## SET EXERCISE
In your copy, repeat the records exactly and leave out the pictures.

## DATASET EXTRACT
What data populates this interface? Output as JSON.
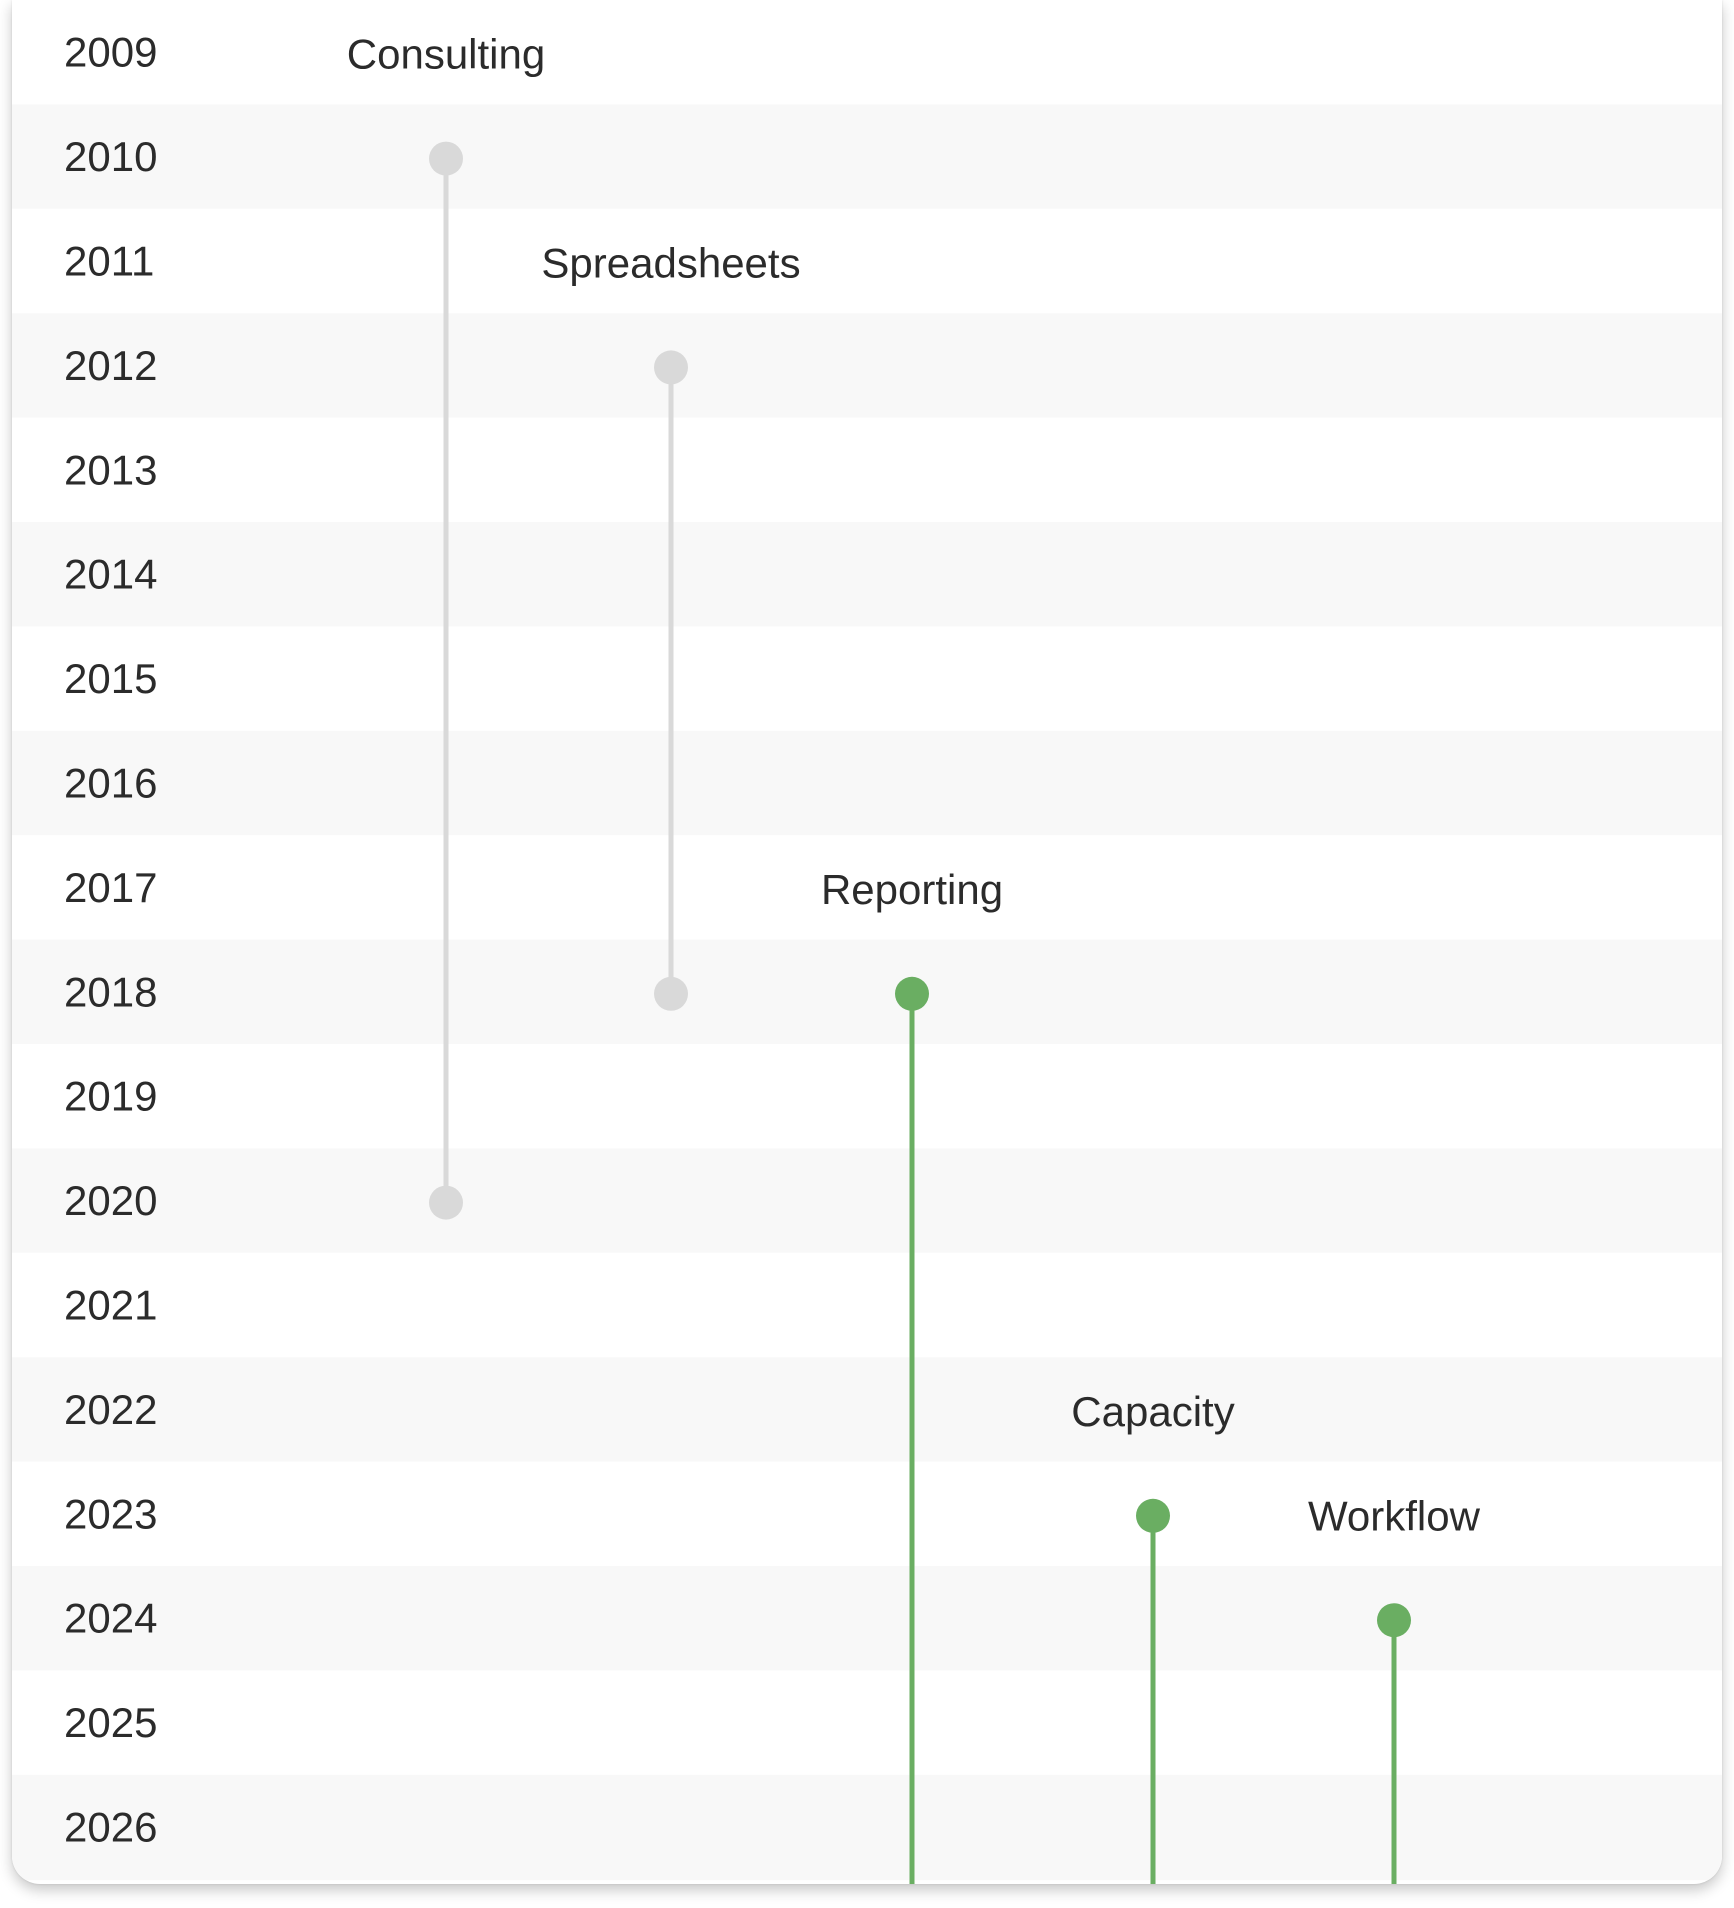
{
  "chart_data": {
    "type": "timeline",
    "title": "",
    "years": [
      "2009",
      "2010",
      "2011",
      "2012",
      "2013",
      "2014",
      "2015",
      "2016",
      "2017",
      "2018",
      "2019",
      "2020",
      "2021",
      "2022",
      "2023",
      "2024",
      "2025",
      "2026"
    ],
    "items": [
      {
        "name": "Consulting",
        "start": 2010,
        "end": 2020,
        "ongoing": false,
        "color": "#d9d9d9"
      },
      {
        "name": "Spreadsheets",
        "start": 2012,
        "end": 2018,
        "ongoing": false,
        "color": "#d9d9d9"
      },
      {
        "name": "Reporting",
        "start": 2018,
        "end": null,
        "ongoing": true,
        "color": "#6aae62"
      },
      {
        "name": "Capacity",
        "start": 2023,
        "end": null,
        "ongoing": true,
        "color": "#6aae62"
      },
      {
        "name": "Workflow",
        "start": 2024,
        "end": null,
        "ongoing": true,
        "color": "#6aae62"
      }
    ],
    "colors": {
      "past": "#d9d9d9",
      "current": "#6aae62",
      "row_alt": "#f8f8f8",
      "row": "#ffffff"
    }
  }
}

## FULL SOLUTION
What data populates this interface? Output as JSON.
{
  "chart_data": {
    "type": "timeline",
    "title": "",
    "years": [
      "2009",
      "2010",
      "2011",
      "2012",
      "2013",
      "2014",
      "2015",
      "2016",
      "2017",
      "2018",
      "2019",
      "2020",
      "2021",
      "2022",
      "2023",
      "2024",
      "2025",
      "2026"
    ],
    "items": [
      {
        "name": "Consulting",
        "start": 2010,
        "end": 2020,
        "ongoing": false,
        "color": "#d9d9d9"
      },
      {
        "name": "Spreadsheets",
        "start": 2012,
        "end": 2018,
        "ongoing": false,
        "color": "#d9d9d9"
      },
      {
        "name": "Reporting",
        "start": 2018,
        "end": null,
        "ongoing": true,
        "color": "#6aae62"
      },
      {
        "name": "Capacity",
        "start": 2023,
        "end": null,
        "ongoing": true,
        "color": "#6aae62"
      },
      {
        "name": "Workflow",
        "start": 2024,
        "end": null,
        "ongoing": true,
        "color": "#6aae62"
      }
    ],
    "colors": {
      "past": "#d9d9d9",
      "current": "#6aae62",
      "row_alt": "#f8f8f8",
      "row": "#ffffff"
    }
  }
}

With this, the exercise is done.